* _Task directions_
In the listing below, pick out lines with "ペットボトル".

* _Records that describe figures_
-------------------------

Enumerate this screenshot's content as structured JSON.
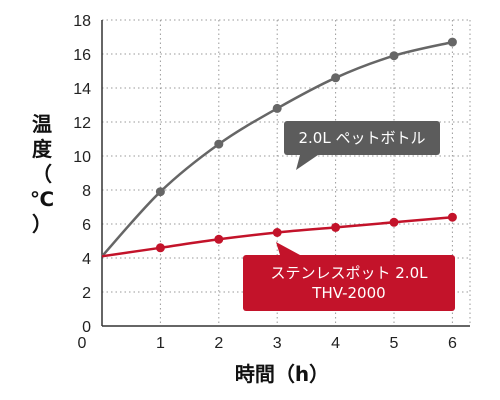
{
  "chart_data": {
    "type": "line",
    "xlabel": "時間（h）",
    "ylabel": "温度（℃）",
    "xlim": [
      0,
      6.4
    ],
    "ylim": [
      0,
      18
    ],
    "x_ticks": [
      0,
      1,
      2,
      3,
      4,
      5,
      6
    ],
    "y_ticks": [
      0,
      2,
      4,
      6,
      8,
      10,
      12,
      14,
      16,
      18
    ],
    "grid": true,
    "series": [
      {
        "name": "2.0L ペットボトル",
        "color": "#666666",
        "x": [
          0,
          1,
          2,
          3,
          4,
          5,
          6
        ],
        "y": [
          4.1,
          7.9,
          10.7,
          12.8,
          14.6,
          15.9,
          16.7
        ]
      },
      {
        "name": "ステンレスポット 2.0L THV-2000",
        "color": "#c3132a",
        "x": [
          0,
          1,
          2,
          3,
          4,
          5,
          6
        ],
        "y": [
          4.1,
          4.6,
          5.1,
          5.5,
          5.8,
          6.1,
          6.4
        ]
      }
    ]
  },
  "labels": {
    "gray_line1": "2.0L ペットボトル",
    "red_line1": "ステンレスポット 2.0L",
    "red_line2": "THV-2000"
  },
  "ylabel_chars": [
    "温",
    "度",
    "（",
    "℃",
    "）"
  ]
}
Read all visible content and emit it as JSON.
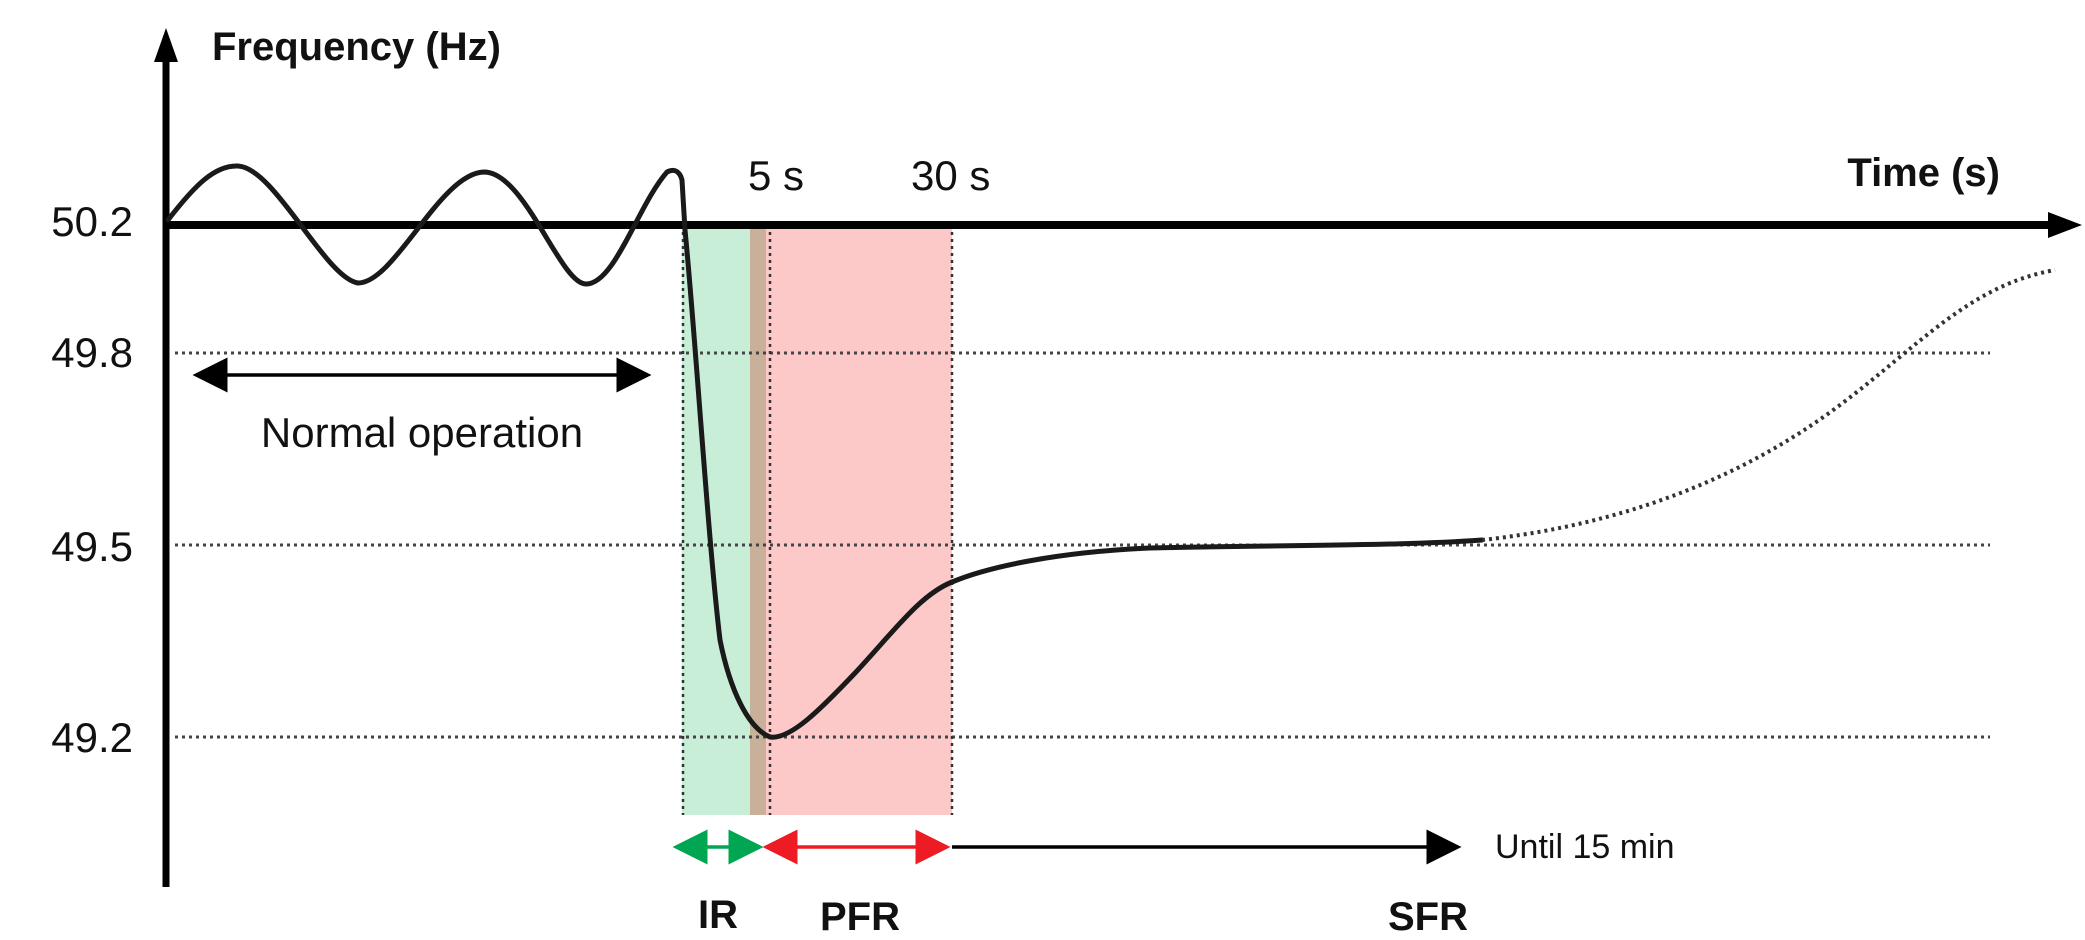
{
  "axes": {
    "y_label": "Frequency (Hz)",
    "x_label": "Time (s)",
    "y_ticks": [
      "50.2",
      "49.8",
      "49.5",
      "49.2"
    ],
    "time_markers": [
      "5 s",
      "30 s"
    ]
  },
  "annotations": {
    "normal_operation": "Normal operation",
    "until": "Until 15 min"
  },
  "phases": [
    {
      "name": "IR",
      "color": "#00a651"
    },
    {
      "name": "PFR",
      "color": "#ed1c24"
    },
    {
      "name": "SFR",
      "color": "#000000"
    }
  ],
  "colors": {
    "ir_band": "#c9eed8",
    "pfr_band": "#fcc8c8",
    "overlap_band": "#c9b09a",
    "curve": "#1a1a1a"
  }
}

-------------------------

* _Completed task_
        "name": "2.0L ペットボトル",
    "gray_line1": "2.0L ペットボトル",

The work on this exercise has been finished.